[Start of EXCERPTED DATA]

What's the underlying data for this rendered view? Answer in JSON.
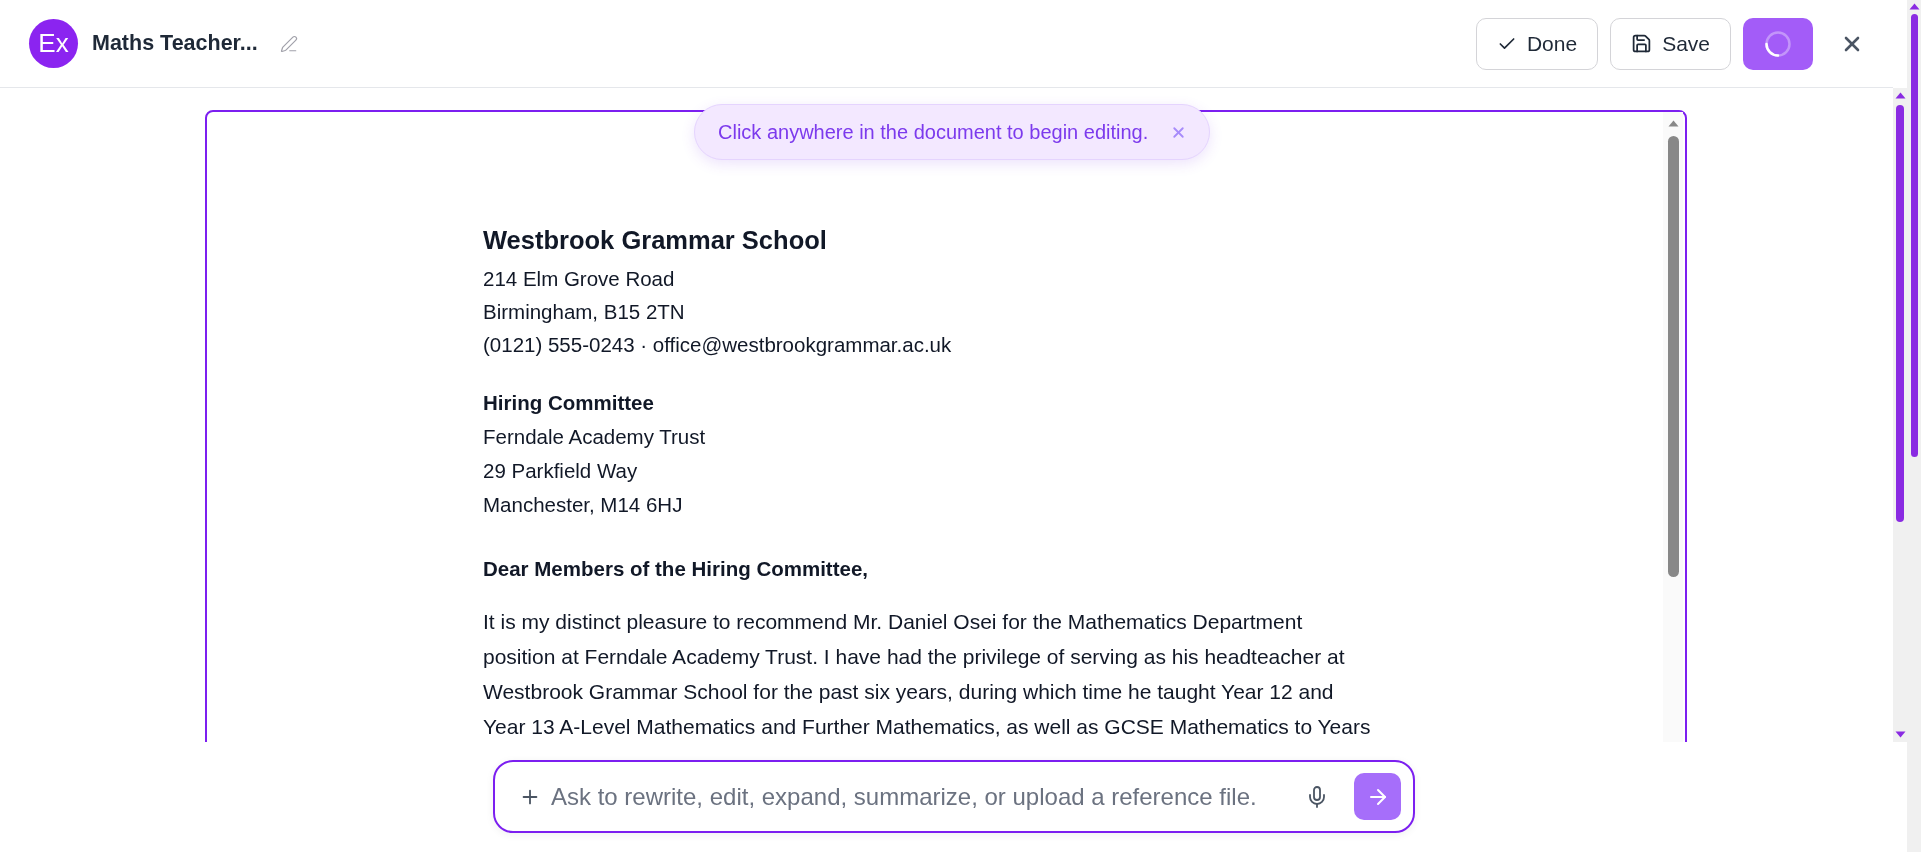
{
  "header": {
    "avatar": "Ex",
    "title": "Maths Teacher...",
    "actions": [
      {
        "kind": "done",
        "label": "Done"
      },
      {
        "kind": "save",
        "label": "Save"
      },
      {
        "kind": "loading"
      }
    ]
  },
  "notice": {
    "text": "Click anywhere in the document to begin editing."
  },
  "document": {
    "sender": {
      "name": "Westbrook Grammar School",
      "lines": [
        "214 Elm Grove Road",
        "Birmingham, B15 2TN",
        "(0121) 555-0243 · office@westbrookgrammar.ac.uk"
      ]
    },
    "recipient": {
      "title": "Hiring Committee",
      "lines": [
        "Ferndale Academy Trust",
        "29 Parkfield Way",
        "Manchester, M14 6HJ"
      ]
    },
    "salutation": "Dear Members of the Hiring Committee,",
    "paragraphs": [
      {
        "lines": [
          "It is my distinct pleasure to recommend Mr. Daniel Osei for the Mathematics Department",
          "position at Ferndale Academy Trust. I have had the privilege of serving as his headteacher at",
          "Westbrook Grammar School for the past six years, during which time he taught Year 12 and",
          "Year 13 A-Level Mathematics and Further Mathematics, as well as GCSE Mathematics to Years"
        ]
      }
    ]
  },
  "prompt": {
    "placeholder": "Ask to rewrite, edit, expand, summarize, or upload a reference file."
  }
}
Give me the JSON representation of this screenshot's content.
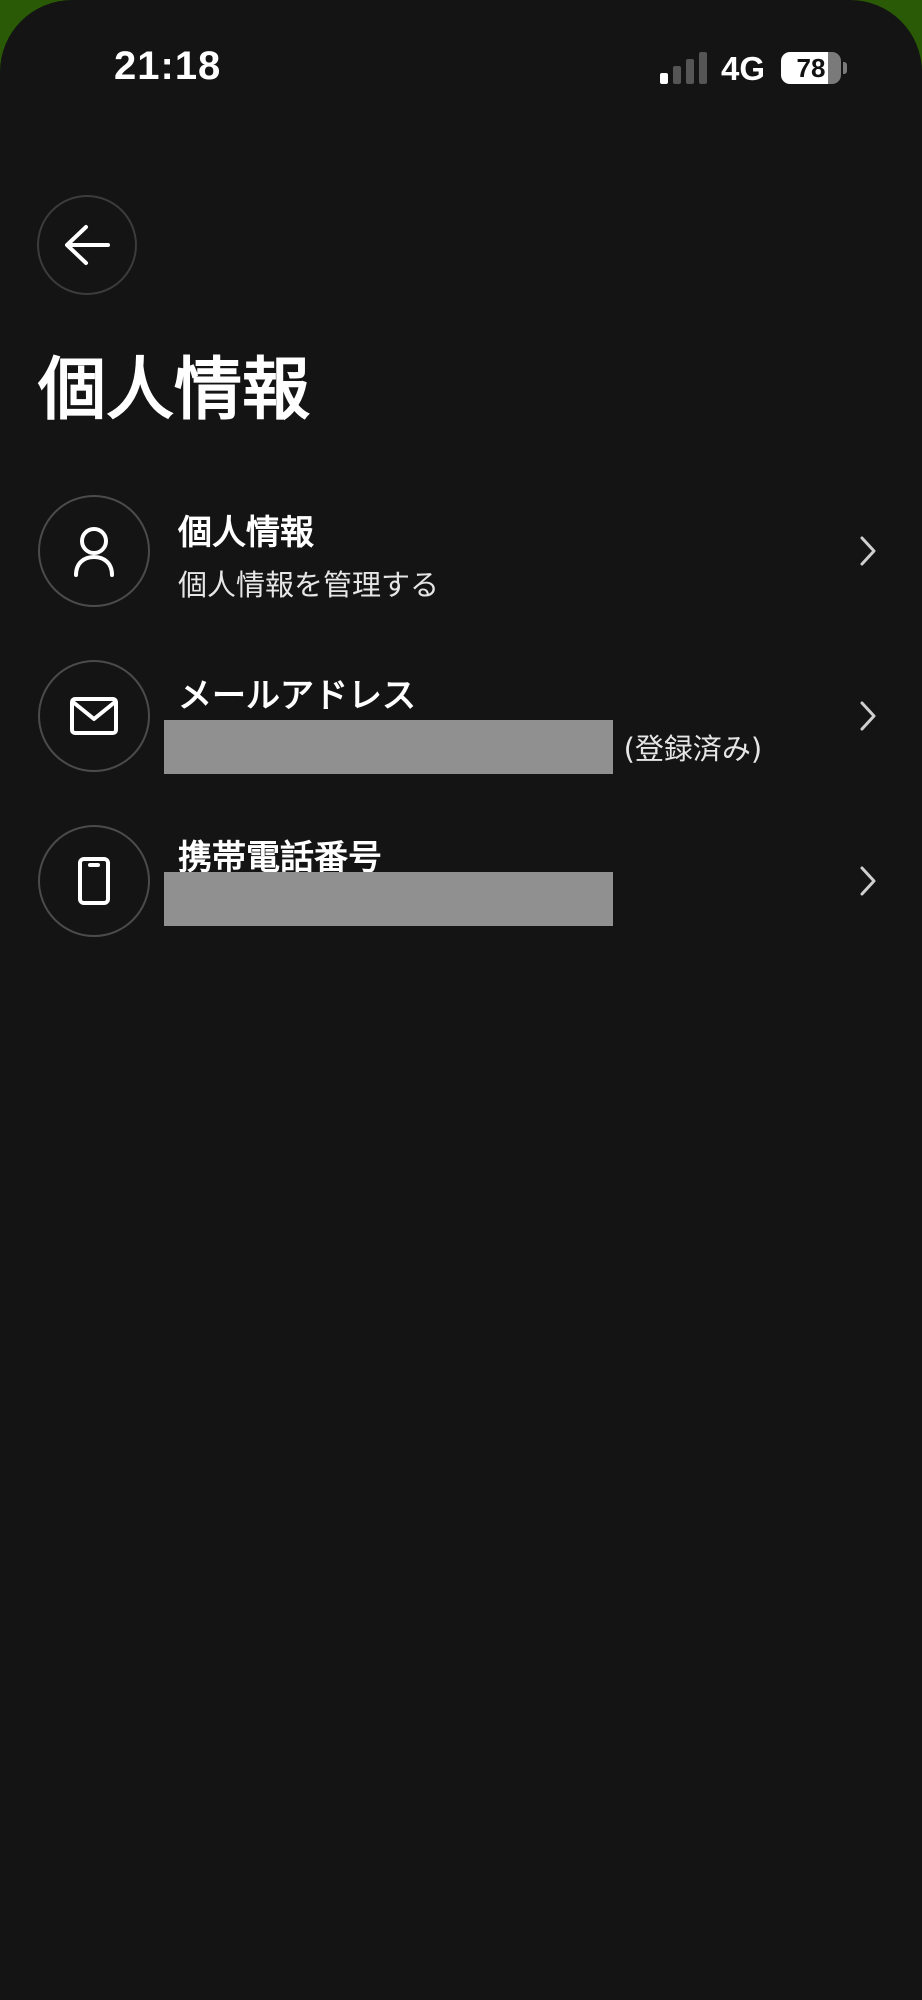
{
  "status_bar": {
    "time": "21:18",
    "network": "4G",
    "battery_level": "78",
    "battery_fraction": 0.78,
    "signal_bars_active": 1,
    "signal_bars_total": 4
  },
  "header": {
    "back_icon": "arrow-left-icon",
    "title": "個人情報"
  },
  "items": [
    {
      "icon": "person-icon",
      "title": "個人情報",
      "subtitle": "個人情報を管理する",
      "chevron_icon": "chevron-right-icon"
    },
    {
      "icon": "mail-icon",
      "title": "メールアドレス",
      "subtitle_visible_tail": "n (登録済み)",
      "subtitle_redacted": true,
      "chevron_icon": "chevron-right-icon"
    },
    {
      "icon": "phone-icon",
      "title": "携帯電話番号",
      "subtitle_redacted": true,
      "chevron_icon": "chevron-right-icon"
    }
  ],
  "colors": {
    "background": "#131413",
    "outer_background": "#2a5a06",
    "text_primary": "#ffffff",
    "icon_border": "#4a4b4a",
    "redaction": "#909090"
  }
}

[End of EXCERPTED DATA]

• SET TASK
Copy the whole of the material above exactly, but not its images.

• RESPONSE
What's the underlying data for this rendered view? Answer in JSON.
{
  "header": {
    "avatar": "Ex",
    "title": "Maths Teacher...",
    "actions": [
      {
        "kind": "done",
        "label": "Done"
      },
      {
        "kind": "save",
        "label": "Save"
      },
      {
        "kind": "loading"
      }
    ]
  },
  "notice": {
    "text": "Click anywhere in the document to begin editing."
  },
  "document": {
    "sender": {
      "name": "Westbrook Grammar School",
      "lines": [
        "214 Elm Grove Road",
        "Birmingham, B15 2TN",
        "(0121) 555-0243 · office@westbrookgrammar.ac.uk"
      ]
    },
    "recipient": {
      "title": "Hiring Committee",
      "lines": [
        "Ferndale Academy Trust",
        "29 Parkfield Way",
        "Manchester, M14 6HJ"
      ]
    },
    "salutation": "Dear Members of the Hiring Committee,",
    "paragraphs": [
      {
        "lines": [
          "It is my distinct pleasure to recommend Mr. Daniel Osei for the Mathematics Department",
          "position at Ferndale Academy Trust. I have had the privilege of serving as his headteacher at",
          "Westbrook Grammar School for the past six years, during which time he taught Year 12 and",
          "Year 13 A-Level Mathematics and Further Mathematics, as well as GCSE Mathematics to Years"
        ]
      }
    ]
  },
  "prompt": {
    "placeholder": "Ask to rewrite, edit, expand, summarize, or upload a reference file."
  }
}
Give me the JSON representation of this screenshot's content.
{
  "status_bar": {
    "time": "21:18",
    "network": "4G",
    "battery_level": "78",
    "battery_fraction": 0.78,
    "signal_bars_active": 1,
    "signal_bars_total": 4
  },
  "header": {
    "back_icon": "arrow-left-icon",
    "title": "個人情報"
  },
  "items": [
    {
      "icon": "person-icon",
      "title": "個人情報",
      "subtitle": "個人情報を管理する",
      "chevron_icon": "chevron-right-icon"
    },
    {
      "icon": "mail-icon",
      "title": "メールアドレス",
      "subtitle_visible_tail": "n (登録済み)",
      "subtitle_redacted": true,
      "chevron_icon": "chevron-right-icon"
    },
    {
      "icon": "phone-icon",
      "title": "携帯電話番号",
      "subtitle_redacted": true,
      "chevron_icon": "chevron-right-icon"
    }
  ],
  "colors": {
    "background": "#131413",
    "outer_background": "#2a5a06",
    "text_primary": "#ffffff",
    "icon_border": "#4a4b4a",
    "redaction": "#909090"
  }
}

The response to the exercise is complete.